═══ DATA FOR PROCESSING
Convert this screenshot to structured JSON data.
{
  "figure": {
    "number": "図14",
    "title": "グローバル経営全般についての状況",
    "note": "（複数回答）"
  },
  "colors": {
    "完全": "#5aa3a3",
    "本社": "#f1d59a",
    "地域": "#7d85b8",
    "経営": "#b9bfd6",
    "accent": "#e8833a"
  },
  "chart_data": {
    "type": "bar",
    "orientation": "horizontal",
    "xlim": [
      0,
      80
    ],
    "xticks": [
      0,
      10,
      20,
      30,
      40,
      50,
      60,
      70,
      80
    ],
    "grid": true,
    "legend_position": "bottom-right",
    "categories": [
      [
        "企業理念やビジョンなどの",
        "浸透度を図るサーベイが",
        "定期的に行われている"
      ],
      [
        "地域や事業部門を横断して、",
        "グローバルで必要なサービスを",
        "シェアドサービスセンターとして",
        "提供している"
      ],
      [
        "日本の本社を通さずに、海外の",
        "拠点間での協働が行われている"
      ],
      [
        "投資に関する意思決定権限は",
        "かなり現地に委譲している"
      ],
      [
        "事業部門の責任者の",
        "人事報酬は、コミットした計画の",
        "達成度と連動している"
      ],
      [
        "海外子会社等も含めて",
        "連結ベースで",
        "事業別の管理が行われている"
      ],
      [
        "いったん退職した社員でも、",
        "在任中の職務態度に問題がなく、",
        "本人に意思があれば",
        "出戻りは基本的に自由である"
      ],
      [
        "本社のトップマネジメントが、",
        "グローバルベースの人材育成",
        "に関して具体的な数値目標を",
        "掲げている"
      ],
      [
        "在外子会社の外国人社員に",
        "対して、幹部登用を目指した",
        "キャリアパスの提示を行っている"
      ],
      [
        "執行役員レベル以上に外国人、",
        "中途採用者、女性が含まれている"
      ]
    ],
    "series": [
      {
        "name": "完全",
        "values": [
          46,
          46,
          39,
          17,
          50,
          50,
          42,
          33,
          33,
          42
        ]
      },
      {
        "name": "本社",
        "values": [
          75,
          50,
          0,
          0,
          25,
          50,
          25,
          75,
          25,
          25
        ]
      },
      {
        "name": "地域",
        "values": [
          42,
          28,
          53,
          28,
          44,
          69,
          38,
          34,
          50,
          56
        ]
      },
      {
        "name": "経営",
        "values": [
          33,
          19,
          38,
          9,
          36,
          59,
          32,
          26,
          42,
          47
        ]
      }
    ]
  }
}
══════
- **GIVEN INSTRUCTION**
All of the data shown above must be copied exactly.

- **OUTPUT OF THE EXERCISE**
Convert this screenshot to structured JSON data.
{
  "figure": {
    "number": "図14",
    "title": "グローバル経営全般についての状況",
    "note": "（複数回答）"
  },
  "colors": {
    "完全": "#5aa3a3",
    "本社": "#f1d59a",
    "地域": "#7d85b8",
    "経営": "#b9bfd6",
    "accent": "#e8833a"
  },
  "chart_data": {
    "type": "bar",
    "orientation": "horizontal",
    "xlim": [
      0,
      80
    ],
    "xticks": [
      0,
      10,
      20,
      30,
      40,
      50,
      60,
      70,
      80
    ],
    "grid": true,
    "legend_position": "bottom-right",
    "categories": [
      [
        "企業理念やビジョンなどの",
        "浸透度を図るサーベイが",
        "定期的に行われている"
      ],
      [
        "地域や事業部門を横断して、",
        "グローバルで必要なサービスを",
        "シェアドサービスセンターとして",
        "提供している"
      ],
      [
        "日本の本社を通さずに、海外の",
        "拠点間での協働が行われている"
      ],
      [
        "投資に関する意思決定権限は",
        "かなり現地に委譲している"
      ],
      [
        "事業部門の責任者の",
        "人事報酬は、コミットした計画の",
        "達成度と連動している"
      ],
      [
        "海外子会社等も含めて",
        "連結ベースで",
        "事業別の管理が行われている"
      ],
      [
        "いったん退職した社員でも、",
        "在任中の職務態度に問題がなく、",
        "本人に意思があれば",
        "出戻りは基本的に自由である"
      ],
      [
        "本社のトップマネジメントが、",
        "グローバルベースの人材育成",
        "に関して具体的な数値目標を",
        "掲げている"
      ],
      [
        "在外子会社の外国人社員に",
        "対して、幹部登用を目指した",
        "キャリアパスの提示を行っている"
      ],
      [
        "執行役員レベル以上に外国人、",
        "中途採用者、女性が含まれている"
      ]
    ],
    "series": [
      {
        "name": "完全",
        "values": [
          46,
          46,
          39,
          17,
          50,
          50,
          42,
          33,
          33,
          42
        ]
      },
      {
        "name": "本社",
        "values": [
          75,
          50,
          0,
          0,
          25,
          50,
          25,
          75,
          25,
          25
        ]
      },
      {
        "name": "地域",
        "values": [
          42,
          28,
          53,
          28,
          44,
          69,
          38,
          34,
          50,
          56
        ]
      },
      {
        "name": "経営",
        "values": [
          33,
          19,
          38,
          9,
          36,
          59,
          32,
          26,
          42,
          47
        ]
      }
    ]
  }
}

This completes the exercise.